**What is needed:** Determine how many lines include the string "Оканчивается". Output that number only.

**Dataset records:**
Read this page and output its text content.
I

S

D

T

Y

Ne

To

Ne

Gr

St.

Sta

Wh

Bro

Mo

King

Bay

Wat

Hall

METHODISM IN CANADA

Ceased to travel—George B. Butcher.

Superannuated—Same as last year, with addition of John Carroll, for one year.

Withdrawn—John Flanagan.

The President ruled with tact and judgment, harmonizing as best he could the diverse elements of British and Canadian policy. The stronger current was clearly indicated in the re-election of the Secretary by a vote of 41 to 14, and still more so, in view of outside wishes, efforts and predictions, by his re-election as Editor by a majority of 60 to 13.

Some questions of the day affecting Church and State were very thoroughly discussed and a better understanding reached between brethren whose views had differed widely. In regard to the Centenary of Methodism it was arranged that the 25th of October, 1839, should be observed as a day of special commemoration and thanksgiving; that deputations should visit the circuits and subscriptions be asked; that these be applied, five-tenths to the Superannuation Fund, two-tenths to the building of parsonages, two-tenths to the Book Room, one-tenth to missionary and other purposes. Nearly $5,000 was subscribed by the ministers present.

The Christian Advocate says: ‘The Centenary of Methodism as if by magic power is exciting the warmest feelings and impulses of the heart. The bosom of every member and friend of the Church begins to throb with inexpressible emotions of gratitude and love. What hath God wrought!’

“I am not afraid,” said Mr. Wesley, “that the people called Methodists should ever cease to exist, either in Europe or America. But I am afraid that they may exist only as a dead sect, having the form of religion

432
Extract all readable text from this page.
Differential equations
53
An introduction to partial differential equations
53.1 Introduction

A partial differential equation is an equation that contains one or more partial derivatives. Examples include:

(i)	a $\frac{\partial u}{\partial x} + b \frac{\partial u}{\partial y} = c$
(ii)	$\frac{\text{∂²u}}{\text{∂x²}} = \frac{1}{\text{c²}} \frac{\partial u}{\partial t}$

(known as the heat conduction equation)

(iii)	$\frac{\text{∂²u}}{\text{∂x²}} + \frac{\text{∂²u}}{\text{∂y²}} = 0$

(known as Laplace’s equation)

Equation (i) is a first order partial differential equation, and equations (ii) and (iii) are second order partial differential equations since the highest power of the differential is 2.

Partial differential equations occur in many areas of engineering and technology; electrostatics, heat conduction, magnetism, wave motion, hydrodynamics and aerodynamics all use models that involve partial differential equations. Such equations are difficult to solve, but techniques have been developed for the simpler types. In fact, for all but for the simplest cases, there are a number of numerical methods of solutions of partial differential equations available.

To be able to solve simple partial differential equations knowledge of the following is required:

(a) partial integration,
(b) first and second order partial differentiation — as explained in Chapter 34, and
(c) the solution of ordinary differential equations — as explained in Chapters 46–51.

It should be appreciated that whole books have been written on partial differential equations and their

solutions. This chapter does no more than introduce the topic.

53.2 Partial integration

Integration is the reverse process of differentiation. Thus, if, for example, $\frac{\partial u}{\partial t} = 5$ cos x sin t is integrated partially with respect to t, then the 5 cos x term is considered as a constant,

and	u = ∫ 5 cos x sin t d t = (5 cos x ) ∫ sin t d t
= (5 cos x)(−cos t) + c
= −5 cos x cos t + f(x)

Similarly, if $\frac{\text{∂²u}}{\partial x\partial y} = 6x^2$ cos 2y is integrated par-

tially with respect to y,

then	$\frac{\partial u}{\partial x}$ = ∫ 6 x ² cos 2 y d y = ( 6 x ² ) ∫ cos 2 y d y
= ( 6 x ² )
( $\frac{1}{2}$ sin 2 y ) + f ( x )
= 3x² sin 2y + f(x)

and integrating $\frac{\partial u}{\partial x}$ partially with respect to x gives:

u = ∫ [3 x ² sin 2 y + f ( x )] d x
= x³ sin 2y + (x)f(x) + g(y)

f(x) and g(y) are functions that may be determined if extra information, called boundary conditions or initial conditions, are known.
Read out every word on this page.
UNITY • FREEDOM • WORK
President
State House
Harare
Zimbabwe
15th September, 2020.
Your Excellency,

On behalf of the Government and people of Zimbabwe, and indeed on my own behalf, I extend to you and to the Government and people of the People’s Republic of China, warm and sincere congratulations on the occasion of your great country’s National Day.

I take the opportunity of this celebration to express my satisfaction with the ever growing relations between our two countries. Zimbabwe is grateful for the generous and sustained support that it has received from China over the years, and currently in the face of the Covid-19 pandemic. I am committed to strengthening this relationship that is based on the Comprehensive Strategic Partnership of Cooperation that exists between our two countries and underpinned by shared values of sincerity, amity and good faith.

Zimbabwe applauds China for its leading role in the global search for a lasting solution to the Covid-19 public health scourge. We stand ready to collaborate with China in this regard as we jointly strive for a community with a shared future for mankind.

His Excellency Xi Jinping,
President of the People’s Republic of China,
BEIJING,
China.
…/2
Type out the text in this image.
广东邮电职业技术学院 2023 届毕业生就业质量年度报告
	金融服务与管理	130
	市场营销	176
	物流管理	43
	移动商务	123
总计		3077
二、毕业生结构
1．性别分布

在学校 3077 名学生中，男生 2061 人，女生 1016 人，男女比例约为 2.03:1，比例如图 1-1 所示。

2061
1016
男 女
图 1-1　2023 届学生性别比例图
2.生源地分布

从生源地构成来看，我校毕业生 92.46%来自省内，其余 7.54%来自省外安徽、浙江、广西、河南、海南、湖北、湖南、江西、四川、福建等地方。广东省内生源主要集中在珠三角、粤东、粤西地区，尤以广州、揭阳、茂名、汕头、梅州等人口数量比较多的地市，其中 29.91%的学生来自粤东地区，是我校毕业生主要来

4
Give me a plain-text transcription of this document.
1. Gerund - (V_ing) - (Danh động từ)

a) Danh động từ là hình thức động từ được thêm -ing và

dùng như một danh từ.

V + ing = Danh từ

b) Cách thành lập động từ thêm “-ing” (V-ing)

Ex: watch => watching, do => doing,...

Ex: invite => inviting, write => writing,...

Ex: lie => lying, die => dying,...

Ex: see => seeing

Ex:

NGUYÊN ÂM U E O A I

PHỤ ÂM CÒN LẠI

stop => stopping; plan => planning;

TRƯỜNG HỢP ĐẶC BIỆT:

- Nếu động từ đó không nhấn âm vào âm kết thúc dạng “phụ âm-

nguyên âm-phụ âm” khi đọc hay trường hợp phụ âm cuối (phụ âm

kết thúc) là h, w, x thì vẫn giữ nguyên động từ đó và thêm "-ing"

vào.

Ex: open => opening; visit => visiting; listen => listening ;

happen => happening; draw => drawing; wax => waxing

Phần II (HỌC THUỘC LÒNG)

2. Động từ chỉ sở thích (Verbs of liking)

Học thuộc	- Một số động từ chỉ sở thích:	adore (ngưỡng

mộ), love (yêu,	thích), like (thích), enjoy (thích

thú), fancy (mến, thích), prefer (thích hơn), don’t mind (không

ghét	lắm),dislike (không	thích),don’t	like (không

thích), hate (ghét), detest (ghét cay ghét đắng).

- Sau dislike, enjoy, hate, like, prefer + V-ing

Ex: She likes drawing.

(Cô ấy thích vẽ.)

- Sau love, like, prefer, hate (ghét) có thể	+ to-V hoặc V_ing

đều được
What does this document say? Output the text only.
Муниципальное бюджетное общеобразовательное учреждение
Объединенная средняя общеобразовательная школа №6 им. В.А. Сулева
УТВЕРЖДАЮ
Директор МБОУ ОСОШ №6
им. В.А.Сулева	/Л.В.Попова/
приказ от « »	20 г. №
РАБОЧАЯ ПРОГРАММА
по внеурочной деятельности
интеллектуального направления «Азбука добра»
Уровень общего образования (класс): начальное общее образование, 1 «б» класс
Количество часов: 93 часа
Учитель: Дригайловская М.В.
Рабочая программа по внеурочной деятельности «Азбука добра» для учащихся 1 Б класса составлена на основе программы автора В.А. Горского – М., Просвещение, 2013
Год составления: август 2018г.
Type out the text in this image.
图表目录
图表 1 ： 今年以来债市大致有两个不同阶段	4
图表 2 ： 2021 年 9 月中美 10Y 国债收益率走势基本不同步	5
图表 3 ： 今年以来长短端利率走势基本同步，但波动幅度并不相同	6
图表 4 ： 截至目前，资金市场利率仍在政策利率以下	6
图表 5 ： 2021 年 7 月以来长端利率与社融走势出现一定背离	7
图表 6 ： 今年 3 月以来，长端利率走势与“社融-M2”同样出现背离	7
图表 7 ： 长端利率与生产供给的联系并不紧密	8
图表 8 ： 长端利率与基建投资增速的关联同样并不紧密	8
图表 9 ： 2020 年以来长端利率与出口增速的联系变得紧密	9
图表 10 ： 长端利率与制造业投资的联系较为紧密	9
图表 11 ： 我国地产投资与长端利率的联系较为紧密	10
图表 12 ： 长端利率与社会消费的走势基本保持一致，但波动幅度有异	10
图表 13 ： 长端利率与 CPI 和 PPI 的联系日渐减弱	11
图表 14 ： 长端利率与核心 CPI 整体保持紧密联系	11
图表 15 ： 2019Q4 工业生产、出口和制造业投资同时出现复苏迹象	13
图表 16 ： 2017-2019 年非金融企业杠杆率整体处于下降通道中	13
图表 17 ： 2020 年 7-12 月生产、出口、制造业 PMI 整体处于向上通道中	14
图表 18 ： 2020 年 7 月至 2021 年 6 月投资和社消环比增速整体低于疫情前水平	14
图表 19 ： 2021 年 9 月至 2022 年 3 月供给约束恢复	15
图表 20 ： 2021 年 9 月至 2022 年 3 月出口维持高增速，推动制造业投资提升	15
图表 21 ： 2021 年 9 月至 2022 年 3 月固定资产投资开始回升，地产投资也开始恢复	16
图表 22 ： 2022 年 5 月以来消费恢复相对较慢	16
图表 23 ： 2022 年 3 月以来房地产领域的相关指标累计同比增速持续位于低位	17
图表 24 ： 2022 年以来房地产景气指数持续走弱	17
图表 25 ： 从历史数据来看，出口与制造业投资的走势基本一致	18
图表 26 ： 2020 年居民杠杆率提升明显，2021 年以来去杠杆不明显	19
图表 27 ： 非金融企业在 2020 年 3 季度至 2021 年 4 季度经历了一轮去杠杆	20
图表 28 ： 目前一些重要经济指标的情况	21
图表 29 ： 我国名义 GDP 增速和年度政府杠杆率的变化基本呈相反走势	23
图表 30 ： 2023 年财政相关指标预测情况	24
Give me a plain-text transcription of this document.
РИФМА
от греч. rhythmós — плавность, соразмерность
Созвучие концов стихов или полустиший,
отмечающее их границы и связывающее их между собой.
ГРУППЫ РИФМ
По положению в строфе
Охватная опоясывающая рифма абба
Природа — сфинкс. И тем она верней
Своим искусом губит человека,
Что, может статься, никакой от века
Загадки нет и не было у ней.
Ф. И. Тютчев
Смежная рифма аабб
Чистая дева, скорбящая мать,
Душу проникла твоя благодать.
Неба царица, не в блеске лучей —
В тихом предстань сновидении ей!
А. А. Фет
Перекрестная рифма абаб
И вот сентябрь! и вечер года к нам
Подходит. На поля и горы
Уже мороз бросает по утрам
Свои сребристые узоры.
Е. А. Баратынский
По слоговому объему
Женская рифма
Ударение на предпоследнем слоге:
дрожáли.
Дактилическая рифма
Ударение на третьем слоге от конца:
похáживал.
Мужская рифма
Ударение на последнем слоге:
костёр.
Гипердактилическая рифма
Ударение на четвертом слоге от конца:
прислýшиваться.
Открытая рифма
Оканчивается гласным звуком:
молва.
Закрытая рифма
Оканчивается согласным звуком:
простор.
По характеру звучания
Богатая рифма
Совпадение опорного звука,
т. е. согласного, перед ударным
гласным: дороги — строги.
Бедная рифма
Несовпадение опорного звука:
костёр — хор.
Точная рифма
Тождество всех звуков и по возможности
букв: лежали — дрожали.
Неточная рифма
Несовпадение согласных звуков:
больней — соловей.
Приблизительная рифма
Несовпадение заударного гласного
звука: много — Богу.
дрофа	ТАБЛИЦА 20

**Result:** 2